Page:
------------

Design: Self-Contained MCP Search-Result Ids

Created Updated openspec/changes/make-mcp-result-ids-self-contained/design.mdView on GitHub →

Id format choice

Chosen grammar: {connection_id}/{stream}:{record_id} (e.g. cin_4f2a/orders:o1), with the legacy stream:record_id form still parsed when no / is present.

Why / as the connection separator:

  • The adapter's requireSafeName guard (already enforced on every stream, record id, and connection id that crosses the fetch path) rejects /, \, and ... So / can never legally appear inside any segment — its presence unambiguously marks the self-contained form, and every previously issued legacy id keeps parsing byte-for-byte identically. No version sentinel or escaping scheme is needed.
  • A :-separated triple (connection:stream:record) was rejected because legacy parsing splits at the FIRST : and record ids may themselves contain :; a:b:c would be ambiguous between the two grammars.
  • A prefixed sentinel (pdpp:...) was rejected because stream names are connector-declared and a stream literally named pdpp would collide; the reserved-character approach has no such reachable collision.
  • The form reads naturally as a scoping path (connection → stream → record), matches the citation URL the adapter already constructs (/v1/streams/{stream}/records/{record_id}?connection_id=...), and round-trips through formatInlineValue in content[] text (which preserves / and :).

------------

Provided information:
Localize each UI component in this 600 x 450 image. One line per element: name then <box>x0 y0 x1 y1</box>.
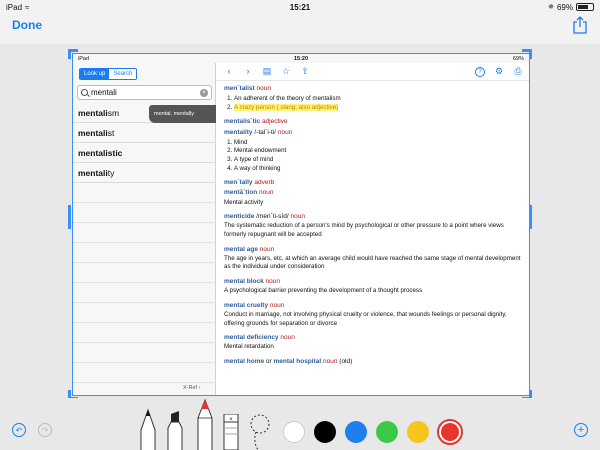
entry-headword: mentā´tion noun <box>224 189 274 197</box>
definition-text: The systematic reduction of a person's m… <box>224 222 504 238</box>
status-time: 15:21 <box>289 2 311 12</box>
help-icon[interactable]: ? <box>475 66 485 77</box>
gear-icon[interactable]: ⚙ <box>494 67 504 77</box>
word-suffix: sm <box>107 107 120 118</box>
pen-tool-icon[interactable] <box>138 408 158 450</box>
share-icon[interactable] <box>572 16 588 34</box>
word-prefix: mentali <box>78 127 108 138</box>
definition-list: An adherent of the theory of mentalism A… <box>224 95 523 112</box>
pencil-tool-icon[interactable] <box>195 398 215 450</box>
print-icon[interactable]: ⎙ <box>513 67 523 77</box>
definition-item: Mental endowment <box>234 147 523 156</box>
entry-headword: mentalis´tic adjective <box>224 118 288 126</box>
entry-headword: mental block noun <box>224 278 281 286</box>
definition-text: Mental retardation <box>224 343 274 351</box>
empty-list-rows <box>73 183 216 383</box>
redo-icon: ↷ <box>38 423 52 437</box>
search-field[interactable]: mentali × <box>77 85 212 100</box>
add-icon[interactable]: + <box>574 423 588 437</box>
word-suffix: ty <box>107 167 115 178</box>
wifi-icon: ≈ <box>25 2 30 12</box>
color-swatch-white[interactable] <box>283 421 305 443</box>
markup-top-bar: Done <box>0 14 600 44</box>
battery-icon <box>576 3 594 11</box>
definition-text: The age in years, etc, at which an avera… <box>224 254 521 271</box>
word-list-item[interactable]: mentali ty <box>73 163 216 183</box>
entry-headword: men´tally adverb <box>224 179 275 187</box>
search-icon <box>81 89 88 96</box>
chevron-right-icon: › <box>198 385 201 391</box>
dictionary-sidebar: Look up Search mentali × mentali sm menta… <box>73 63 216 395</box>
back-icon[interactable]: ‹ <box>224 67 234 77</box>
xref-label: X-Ref <box>183 385 198 391</box>
eraser-tool-icon[interactable]: × <box>222 414 240 450</box>
highlighter-tool-icon[interactable] <box>165 410 185 450</box>
definition-text: Conduct in marriage, not involving physi… <box>224 310 507 327</box>
status-bar: iPad ≈ 15:21 ✵ 69% <box>0 0 600 14</box>
search-input[interactable]: mentali <box>91 88 200 97</box>
definition-item-highlighted: A crazy person ( slang, also adjective) <box>234 103 523 113</box>
color-swatch-black[interactable] <box>314 421 336 443</box>
lookup-tab[interactable]: Look up <box>80 69 110 79</box>
word-prefix: mentali <box>78 167 108 178</box>
entry-headword: mental age noun <box>224 245 275 253</box>
inner-status-time: 15:20 <box>293 55 309 62</box>
bluetooth-icon: ✵ <box>548 4 554 11</box>
definition-list: Mind Mental endowment A type of mind A w… <box>224 139 523 174</box>
definition-pane: ‹ › ▤ ☆ ⇧ ? ⚙ ⎙ men´talist noun An adher… <box>216 63 529 395</box>
done-button[interactable]: Done <box>12 18 42 32</box>
xref-button[interactable]: X-Ref › <box>183 385 200 391</box>
entry-headword: mental home or mental hospital noun (old… <box>224 358 353 366</box>
selected-color-dot <box>441 423 459 441</box>
book-icon[interactable]: ▤ <box>262 67 272 77</box>
mode-segmented-control: Look up Search <box>79 68 138 80</box>
crop-handle-left[interactable] <box>68 205 71 229</box>
inner-status-bar: iPad 15:20 69% <box>73 54 529 63</box>
definition-item: A type of mind <box>234 156 523 165</box>
entry-headword: mental cruelty noun <box>224 301 285 309</box>
definition-item: A way of thinking <box>234 165 523 174</box>
screenshot-canvas[interactable]: iPad 15:20 69% Look up Search mentali × … <box>72 53 530 396</box>
battery-percent: 69% <box>556 2 573 12</box>
color-swatch-red-selected[interactable] <box>437 419 463 445</box>
definition-toolbar: ‹ › ▤ ☆ ⇧ ? ⚙ ⎙ <box>216 63 529 81</box>
definition-item: Mind <box>234 139 523 148</box>
entry-headword: men´talist noun <box>224 85 271 92</box>
definition-item: An adherent of the theory of mentalism <box>234 95 523 104</box>
lasso-tool-icon[interactable] <box>248 412 272 450</box>
word-suffix: st <box>107 127 115 138</box>
star-icon[interactable]: ☆ <box>281 67 291 77</box>
word-prefix: mentalistic <box>78 147 123 158</box>
markup-toolbar: ↶ ↷ × + <box>0 398 600 450</box>
entry-headword: menticide /men´ti-sīd/ noun <box>224 213 305 221</box>
forward-icon[interactable]: › <box>243 67 253 77</box>
suggestion-popup[interactable]: mental, mentally <box>149 105 216 123</box>
inner-battery-percent: 69% <box>512 55 524 62</box>
definition-content: men´talist noun An adherent of the theor… <box>216 81 529 369</box>
word-list-item[interactable]: mentali st <box>73 123 216 143</box>
color-swatch-blue[interactable] <box>345 421 367 443</box>
inner-device-label: iPad <box>78 55 90 62</box>
entry-headword: mental deficiency noun <box>224 334 295 342</box>
share-icon[interactable]: ⇧ <box>300 67 310 77</box>
definition-text: Mental activity <box>224 198 264 206</box>
color-swatch-yellow[interactable] <box>407 421 429 443</box>
search-tab[interactable]: Search <box>109 69 137 79</box>
svg-text:×: × <box>229 417 233 423</box>
word-list-item[interactable]: mentalistic <box>73 143 216 163</box>
device-label: iPad <box>6 2 23 12</box>
word-prefix: mentali <box>78 107 108 118</box>
undo-icon[interactable]: ↶ <box>12 423 26 437</box>
color-swatch-green[interactable] <box>376 421 398 443</box>
clear-icon[interactable]: × <box>200 88 208 97</box>
entry-headword: mentality /-tal´i-ti/ noun <box>224 128 293 136</box>
definition-text: A psychological barrier preventing the d… <box>224 287 423 295</box>
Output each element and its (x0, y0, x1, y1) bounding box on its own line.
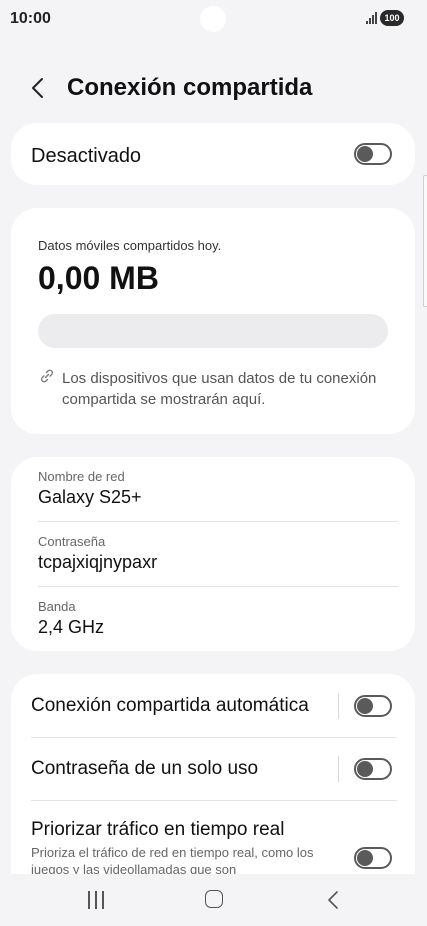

------------

What is being asked: Update the passage of the MCP result-id design from "Id format choice" up to and including "scheme is needed.", replacing "escaping scheme" with "quoting scheme". The entries were taken from a separate source.

Final result:
Id format choice

Chosen grammar: {connection_id}/{stream}:{record_id} (e.g. cin_4f2a/orders:o1), with the legacy stream:record_id form still parsed when no / is present.

Why / as the connection separator:

  • The adapter's requireSafeName guard (already enforced on every stream, record id, and connection id that crosses the fetch path) rejects /, \, and ... So / can never legally appear inside any segment — its presence unambiguously marks the self-contained form, and every previously issued legacy id keeps parsing byte-for-byte identically. No version sentinel or quoting scheme is needed.